── ITEMS

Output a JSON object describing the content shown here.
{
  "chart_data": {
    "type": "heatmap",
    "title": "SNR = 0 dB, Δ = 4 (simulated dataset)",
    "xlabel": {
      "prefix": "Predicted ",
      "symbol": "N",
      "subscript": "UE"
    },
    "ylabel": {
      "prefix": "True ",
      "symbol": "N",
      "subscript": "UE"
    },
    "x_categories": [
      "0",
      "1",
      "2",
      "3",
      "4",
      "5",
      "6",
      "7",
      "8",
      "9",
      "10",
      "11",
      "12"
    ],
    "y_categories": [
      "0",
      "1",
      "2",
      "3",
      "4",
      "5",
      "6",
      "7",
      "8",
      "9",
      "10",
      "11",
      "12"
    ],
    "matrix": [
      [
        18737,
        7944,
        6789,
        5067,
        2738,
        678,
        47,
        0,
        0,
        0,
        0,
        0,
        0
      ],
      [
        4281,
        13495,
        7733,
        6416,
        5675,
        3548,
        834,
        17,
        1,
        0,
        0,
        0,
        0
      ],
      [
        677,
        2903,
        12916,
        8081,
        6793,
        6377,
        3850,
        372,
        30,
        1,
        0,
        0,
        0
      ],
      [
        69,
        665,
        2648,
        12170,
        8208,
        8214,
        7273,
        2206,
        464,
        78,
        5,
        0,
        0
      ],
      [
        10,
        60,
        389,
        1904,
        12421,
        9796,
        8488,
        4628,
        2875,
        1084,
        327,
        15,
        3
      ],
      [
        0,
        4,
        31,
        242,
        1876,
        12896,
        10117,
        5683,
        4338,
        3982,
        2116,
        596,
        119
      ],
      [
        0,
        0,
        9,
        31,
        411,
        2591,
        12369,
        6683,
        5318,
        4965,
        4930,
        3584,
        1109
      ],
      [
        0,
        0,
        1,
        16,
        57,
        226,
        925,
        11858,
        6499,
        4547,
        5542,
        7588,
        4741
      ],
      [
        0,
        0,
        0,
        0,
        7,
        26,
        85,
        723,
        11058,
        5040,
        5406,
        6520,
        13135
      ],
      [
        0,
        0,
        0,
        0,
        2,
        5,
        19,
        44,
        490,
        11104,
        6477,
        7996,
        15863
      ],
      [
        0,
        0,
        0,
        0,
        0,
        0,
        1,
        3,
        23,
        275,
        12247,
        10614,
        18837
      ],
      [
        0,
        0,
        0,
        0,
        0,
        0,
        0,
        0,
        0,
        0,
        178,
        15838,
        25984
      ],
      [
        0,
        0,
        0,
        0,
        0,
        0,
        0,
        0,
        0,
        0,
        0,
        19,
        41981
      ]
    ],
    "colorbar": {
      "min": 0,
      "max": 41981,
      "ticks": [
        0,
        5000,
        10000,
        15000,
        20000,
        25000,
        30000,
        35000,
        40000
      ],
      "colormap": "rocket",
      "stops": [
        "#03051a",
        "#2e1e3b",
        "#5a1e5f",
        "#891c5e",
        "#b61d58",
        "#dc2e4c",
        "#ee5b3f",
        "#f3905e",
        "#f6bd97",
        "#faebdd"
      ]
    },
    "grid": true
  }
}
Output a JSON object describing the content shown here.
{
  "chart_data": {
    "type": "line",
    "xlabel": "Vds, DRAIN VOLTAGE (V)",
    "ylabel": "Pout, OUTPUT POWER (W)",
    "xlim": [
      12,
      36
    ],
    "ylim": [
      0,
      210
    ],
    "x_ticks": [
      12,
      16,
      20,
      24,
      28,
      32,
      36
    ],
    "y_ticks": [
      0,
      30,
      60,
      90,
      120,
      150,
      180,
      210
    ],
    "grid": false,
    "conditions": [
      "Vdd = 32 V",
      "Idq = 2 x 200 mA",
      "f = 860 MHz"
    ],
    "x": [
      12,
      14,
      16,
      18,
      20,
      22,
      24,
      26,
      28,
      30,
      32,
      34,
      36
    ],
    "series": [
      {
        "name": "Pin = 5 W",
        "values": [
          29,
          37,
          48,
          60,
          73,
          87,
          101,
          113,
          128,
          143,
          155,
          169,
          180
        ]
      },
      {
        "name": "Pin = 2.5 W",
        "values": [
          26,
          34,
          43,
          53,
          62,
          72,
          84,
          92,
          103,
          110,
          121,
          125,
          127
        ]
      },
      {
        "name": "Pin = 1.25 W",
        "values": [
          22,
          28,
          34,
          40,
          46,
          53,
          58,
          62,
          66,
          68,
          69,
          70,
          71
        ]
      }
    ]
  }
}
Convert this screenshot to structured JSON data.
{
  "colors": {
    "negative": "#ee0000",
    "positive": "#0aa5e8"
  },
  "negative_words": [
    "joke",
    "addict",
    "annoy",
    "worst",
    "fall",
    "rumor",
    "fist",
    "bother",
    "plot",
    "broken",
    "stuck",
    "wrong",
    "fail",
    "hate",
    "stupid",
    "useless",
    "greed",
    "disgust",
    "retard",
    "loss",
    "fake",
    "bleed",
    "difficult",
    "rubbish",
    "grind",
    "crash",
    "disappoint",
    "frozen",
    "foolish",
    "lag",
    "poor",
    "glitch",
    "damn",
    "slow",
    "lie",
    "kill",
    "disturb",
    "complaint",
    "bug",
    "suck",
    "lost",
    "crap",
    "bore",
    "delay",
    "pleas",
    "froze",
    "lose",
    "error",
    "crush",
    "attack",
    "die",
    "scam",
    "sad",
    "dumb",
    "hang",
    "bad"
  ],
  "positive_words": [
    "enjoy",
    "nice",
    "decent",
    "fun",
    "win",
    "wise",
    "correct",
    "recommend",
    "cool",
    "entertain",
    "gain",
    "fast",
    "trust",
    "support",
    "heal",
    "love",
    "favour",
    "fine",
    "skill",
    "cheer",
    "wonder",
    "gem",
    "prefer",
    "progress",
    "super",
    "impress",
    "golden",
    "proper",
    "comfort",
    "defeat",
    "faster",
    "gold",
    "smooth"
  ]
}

────

AIM: Repeat the records above exactly.

TASK RESULT:
Output a JSON object describing the content shown here.
{
  "chart_data": {
    "type": "heatmap",
    "title": "SNR = 0 dB, Δ = 4 (simulated dataset)",
    "xlabel": {
      "prefix": "Predicted ",
      "symbol": "N",
      "subscript": "UE"
    },
    "ylabel": {
      "prefix": "True ",
      "symbol": "N",
      "subscript": "UE"
    },
    "x_categories": [
      "0",
      "1",
      "2",
      "3",
      "4",
      "5",
      "6",
      "7",
      "8",
      "9",
      "10",
      "11",
      "12"
    ],
    "y_categories": [
      "0",
      "1",
      "2",
      "3",
      "4",
      "5",
      "6",
      "7",
      "8",
      "9",
      "10",
      "11",
      "12"
    ],
    "matrix": [
      [
        18737,
        7944,
        6789,
        5067,
        2738,
        678,
        47,
        0,
        0,
        0,
        0,
        0,
        0
      ],
      [
        4281,
        13495,
        7733,
        6416,
        5675,
        3548,
        834,
        17,
        1,
        0,
        0,
        0,
        0
      ],
      [
        677,
        2903,
        12916,
        8081,
        6793,
        6377,
        3850,
        372,
        30,
        1,
        0,
        0,
        0
      ],
      [
        69,
        665,
        2648,
        12170,
        8208,
        8214,
        7273,
        2206,
        464,
        78,
        5,
        0,
        0
      ],
      [
        10,
        60,
        389,
        1904,
        12421,
        9796,
        8488,
        4628,
        2875,
        1084,
        327,
        15,
        3
      ],
      [
        0,
        4,
        31,
        242,
        1876,
        12896,
        10117,
        5683,
        4338,
        3982,
        2116,
        596,
        119
      ],
      [
        0,
        0,
        9,
        31,
        411,
        2591,
        12369,
        6683,
        5318,
        4965,
        4930,
        3584,
        1109
      ],
      [
        0,
        0,
        1,
        16,
        57,
        226,
        925,
        11858,
        6499,
        4547,
        5542,
        7588,
        4741
      ],
      [
        0,
        0,
        0,
        0,
        7,
        26,
        85,
        723,
        11058,
        5040,
        5406,
        6520,
        13135
      ],
      [
        0,
        0,
        0,
        0,
        2,
        5,
        19,
        44,
        490,
        11104,
        6477,
        7996,
        15863
      ],
      [
        0,
        0,
        0,
        0,
        0,
        0,
        1,
        3,
        23,
        275,
        12247,
        10614,
        18837
      ],
      [
        0,
        0,
        0,
        0,
        0,
        0,
        0,
        0,
        0,
        0,
        178,
        15838,
        25984
      ],
      [
        0,
        0,
        0,
        0,
        0,
        0,
        0,
        0,
        0,
        0,
        0,
        19,
        41981
      ]
    ],
    "colorbar": {
      "min": 0,
      "max": 41981,
      "ticks": [
        0,
        5000,
        10000,
        15000,
        20000,
        25000,
        30000,
        35000,
        40000
      ],
      "colormap": "rocket",
      "stops": [
        "#03051a",
        "#2e1e3b",
        "#5a1e5f",
        "#891c5e",
        "#b61d58",
        "#dc2e4c",
        "#ee5b3f",
        "#f3905e",
        "#f6bd97",
        "#faebdd"
      ]
    },
    "grid": true
  }
}
Output a JSON object describing the content shown here.
{
  "chart_data": {
    "type": "line",
    "xlabel": "Vds, DRAIN VOLTAGE (V)",
    "ylabel": "Pout, OUTPUT POWER (W)",
    "xlim": [
      12,
      36
    ],
    "ylim": [
      0,
      210
    ],
    "x_ticks": [
      12,
      16,
      20,
      24,
      28,
      32,
      36
    ],
    "y_ticks": [
      0,
      30,
      60,
      90,
      120,
      150,
      180,
      210
    ],
    "grid": false,
    "conditions": [
      "Vdd = 32 V",
      "Idq = 2 x 200 mA",
      "f = 860 MHz"
    ],
    "x": [
      12,
      14,
      16,
      18,
      20,
      22,
      24,
      26,
      28,
      30,
      32,
      34,
      36
    ],
    "series": [
      {
        "name": "Pin = 5 W",
        "values": [
          29,
          37,
          48,
          60,
          73,
          87,
          101,
          113,
          128,
          143,
          155,
          169,
          180
        ]
      },
      {
        "name": "Pin = 2.5 W",
        "values": [
          26,
          34,
          43,
          53,
          62,
          72,
          84,
          92,
          103,
          110,
          121,
          125,
          127
        ]
      },
      {
        "name": "Pin = 1.25 W",
        "values": [
          22,
          28,
          34,
          40,
          46,
          53,
          58,
          62,
          66,
          68,
          69,
          70,
          71
        ]
      }
    ]
  }
}
Convert this screenshot to structured JSON data.
{
  "colors": {
    "negative": "#ee0000",
    "positive": "#0aa5e8"
  },
  "negative_words": [
    "joke",
    "addict",
    "annoy",
    "worst",
    "fall",
    "rumor",
    "fist",
    "bother",
    "plot",
    "broken",
    "stuck",
    "wrong",
    "fail",
    "hate",
    "stupid",
    "useless",
    "greed",
    "disgust",
    "retard",
    "loss",
    "fake",
    "bleed",
    "difficult",
    "rubbish",
    "grind",
    "crash",
    "disappoint",
    "frozen",
    "foolish",
    "lag",
    "poor",
    "glitch",
    "damn",
    "slow",
    "lie",
    "kill",
    "disturb",
    "complaint",
    "bug",
    "suck",
    "lost",
    "crap",
    "bore",
    "delay",
    "pleas",
    "froze",
    "lose",
    "error",
    "crush",
    "attack",
    "die",
    "scam",
    "sad",
    "dumb",
    "hang",
    "bad"
  ],
  "positive_words": [
    "enjoy",
    "nice",
    "decent",
    "fun",
    "win",
    "wise",
    "correct",
    "recommend",
    "cool",
    "entertain",
    "gain",
    "fast",
    "trust",
    "support",
    "heal",
    "love",
    "favour",
    "fine",
    "skill",
    "cheer",
    "wonder",
    "gem",
    "prefer",
    "progress",
    "super",
    "impress",
    "golden",
    "proper",
    "comfort",
    "defeat",
    "faster",
    "gold",
    "smooth"
  ]
}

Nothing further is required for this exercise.